## Brief
Filter the lines below, copying only those with the string "белой".

-- BEGIN Given records --

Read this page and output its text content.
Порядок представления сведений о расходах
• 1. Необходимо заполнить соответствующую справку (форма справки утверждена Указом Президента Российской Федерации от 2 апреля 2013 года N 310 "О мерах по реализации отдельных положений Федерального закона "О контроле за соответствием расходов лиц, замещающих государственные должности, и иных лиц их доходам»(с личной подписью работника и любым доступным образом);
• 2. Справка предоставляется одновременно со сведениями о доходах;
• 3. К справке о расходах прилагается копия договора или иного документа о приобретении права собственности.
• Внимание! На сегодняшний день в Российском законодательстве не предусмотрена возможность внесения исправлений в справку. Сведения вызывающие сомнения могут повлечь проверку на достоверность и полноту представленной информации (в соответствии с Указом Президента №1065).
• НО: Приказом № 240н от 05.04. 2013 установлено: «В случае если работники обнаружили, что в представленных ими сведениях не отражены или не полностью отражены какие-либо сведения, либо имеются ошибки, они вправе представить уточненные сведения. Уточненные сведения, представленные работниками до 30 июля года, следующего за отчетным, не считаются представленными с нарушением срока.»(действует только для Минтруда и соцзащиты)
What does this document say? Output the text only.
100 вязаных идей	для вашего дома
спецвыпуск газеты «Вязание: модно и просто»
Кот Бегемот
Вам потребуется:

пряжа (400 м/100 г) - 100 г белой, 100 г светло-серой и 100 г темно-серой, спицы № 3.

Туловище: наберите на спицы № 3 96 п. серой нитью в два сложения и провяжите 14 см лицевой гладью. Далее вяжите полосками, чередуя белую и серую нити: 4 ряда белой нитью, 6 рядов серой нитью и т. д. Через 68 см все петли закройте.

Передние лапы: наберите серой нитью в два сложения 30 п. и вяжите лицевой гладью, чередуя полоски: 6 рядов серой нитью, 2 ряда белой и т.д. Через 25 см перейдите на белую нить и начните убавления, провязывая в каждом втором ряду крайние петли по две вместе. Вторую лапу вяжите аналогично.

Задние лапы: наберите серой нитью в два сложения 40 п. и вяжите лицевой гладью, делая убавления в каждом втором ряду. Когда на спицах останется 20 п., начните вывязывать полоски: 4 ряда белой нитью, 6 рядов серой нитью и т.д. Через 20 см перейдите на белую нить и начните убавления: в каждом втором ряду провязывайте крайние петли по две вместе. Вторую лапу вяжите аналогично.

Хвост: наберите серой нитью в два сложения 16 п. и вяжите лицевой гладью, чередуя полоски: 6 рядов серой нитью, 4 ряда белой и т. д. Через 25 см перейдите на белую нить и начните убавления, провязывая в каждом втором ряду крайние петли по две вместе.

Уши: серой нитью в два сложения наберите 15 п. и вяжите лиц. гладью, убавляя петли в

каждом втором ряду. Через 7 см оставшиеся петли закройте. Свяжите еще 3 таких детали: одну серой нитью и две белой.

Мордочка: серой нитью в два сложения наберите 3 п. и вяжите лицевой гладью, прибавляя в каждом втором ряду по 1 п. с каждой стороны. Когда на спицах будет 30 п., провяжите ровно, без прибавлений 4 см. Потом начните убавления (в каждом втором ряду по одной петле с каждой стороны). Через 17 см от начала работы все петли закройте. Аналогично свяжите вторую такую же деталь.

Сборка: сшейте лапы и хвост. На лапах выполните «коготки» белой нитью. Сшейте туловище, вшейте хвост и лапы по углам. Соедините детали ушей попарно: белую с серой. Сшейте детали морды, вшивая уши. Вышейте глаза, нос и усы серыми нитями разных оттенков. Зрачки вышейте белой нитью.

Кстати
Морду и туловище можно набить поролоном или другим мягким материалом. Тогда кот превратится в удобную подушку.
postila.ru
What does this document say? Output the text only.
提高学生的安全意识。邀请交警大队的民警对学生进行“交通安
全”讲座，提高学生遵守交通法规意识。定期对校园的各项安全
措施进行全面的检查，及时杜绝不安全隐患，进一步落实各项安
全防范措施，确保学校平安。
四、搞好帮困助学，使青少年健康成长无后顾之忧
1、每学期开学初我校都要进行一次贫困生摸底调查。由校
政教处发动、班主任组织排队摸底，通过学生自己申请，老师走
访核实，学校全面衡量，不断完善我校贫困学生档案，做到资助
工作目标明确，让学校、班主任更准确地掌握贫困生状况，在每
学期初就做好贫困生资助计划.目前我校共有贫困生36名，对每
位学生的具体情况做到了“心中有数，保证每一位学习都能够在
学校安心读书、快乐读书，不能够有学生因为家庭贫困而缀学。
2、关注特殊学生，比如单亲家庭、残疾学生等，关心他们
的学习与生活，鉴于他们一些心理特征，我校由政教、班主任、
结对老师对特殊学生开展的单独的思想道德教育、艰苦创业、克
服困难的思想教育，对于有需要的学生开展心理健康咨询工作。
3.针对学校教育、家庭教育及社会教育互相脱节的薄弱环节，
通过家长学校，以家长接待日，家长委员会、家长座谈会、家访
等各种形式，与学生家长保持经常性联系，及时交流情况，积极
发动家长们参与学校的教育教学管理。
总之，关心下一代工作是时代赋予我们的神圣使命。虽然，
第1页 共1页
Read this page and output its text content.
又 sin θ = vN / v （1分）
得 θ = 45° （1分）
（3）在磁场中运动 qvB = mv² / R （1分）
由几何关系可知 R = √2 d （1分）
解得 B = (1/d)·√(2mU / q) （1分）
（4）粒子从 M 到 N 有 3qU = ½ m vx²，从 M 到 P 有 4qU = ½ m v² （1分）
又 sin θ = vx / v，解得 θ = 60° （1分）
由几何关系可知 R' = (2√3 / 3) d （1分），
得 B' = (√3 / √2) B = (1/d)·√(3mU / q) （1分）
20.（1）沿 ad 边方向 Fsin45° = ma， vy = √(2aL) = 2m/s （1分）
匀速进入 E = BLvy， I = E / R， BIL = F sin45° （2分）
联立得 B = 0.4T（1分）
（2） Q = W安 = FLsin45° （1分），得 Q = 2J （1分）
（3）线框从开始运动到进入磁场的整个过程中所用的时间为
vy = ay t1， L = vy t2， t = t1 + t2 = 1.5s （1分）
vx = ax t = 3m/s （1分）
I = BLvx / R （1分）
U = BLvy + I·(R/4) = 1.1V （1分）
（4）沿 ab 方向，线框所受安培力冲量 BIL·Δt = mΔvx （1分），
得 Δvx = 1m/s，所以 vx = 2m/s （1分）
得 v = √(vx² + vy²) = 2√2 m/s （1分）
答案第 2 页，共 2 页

-- END Given records --

## Final result
пряжа (400 м/100 г) - 100 г белой, 100 г светло-серой и 100 г темно-серой, спицы № 3.
Туловище: наберите на спицы № 3 96 п. серой нитью в два сложения и провяжите 14 см лицевой гладью. Далее вяжите полосками, чередуя белую и серую нити: 4 ряда белой нитью, 6 рядов серой нитью и т. д. Через 68 см все петли закройте.
Передние лапы: наберите серой нитью в два сложения 30 п. и вяжите лицевой гладью, чередуя полоски: 6 рядов серой нитью, 2 ряда белой и т.д. Через 25 см перейдите на белую нить и начните убавления, провязывая в каждом втором ряду крайние петли по две вместе. Вторую лапу вяжите аналогично.
Задние лапы: наберите серой нитью в два сложения 40 п. и вяжите лицевой гладью, делая убавления в каждом втором ряду. Когда на спицах останется 20 п., начните вывязывать полоски: 4 ряда белой нитью, 6 рядов серой нитью и т.д. Через 20 см перейдите на белую нить и начните убавления: в каждом втором ряду провязывайте крайние петли по две вместе. Вторую лапу вяжите аналогично.
Хвост: наберите серой нитью в два сложения 16 п. и вяжите лицевой гладью, чередуя полоски: 6 рядов серой нитью, 4 ряда белой и т. д. Через 25 см перейдите на белую нить и начните убавления, провязывая в каждом втором ряду крайние петли по две вместе.
каждом втором ряду. Через 7 см оставшиеся петли закройте. Свяжите еще 3 таких детали: одну серой нитью и две белой.
Сборка: сшейте лапы и хвост. На лапах выполните «коготки» белой нитью. Сшейте туловище, вшейте хвост и лапы по углам. Соедините детали ушей попарно: белую с серой. Сшейте детали морды, вшивая уши. Вышейте глаза, нос и усы серыми нитями разных оттенков. Зрачки вышейте белой нитью.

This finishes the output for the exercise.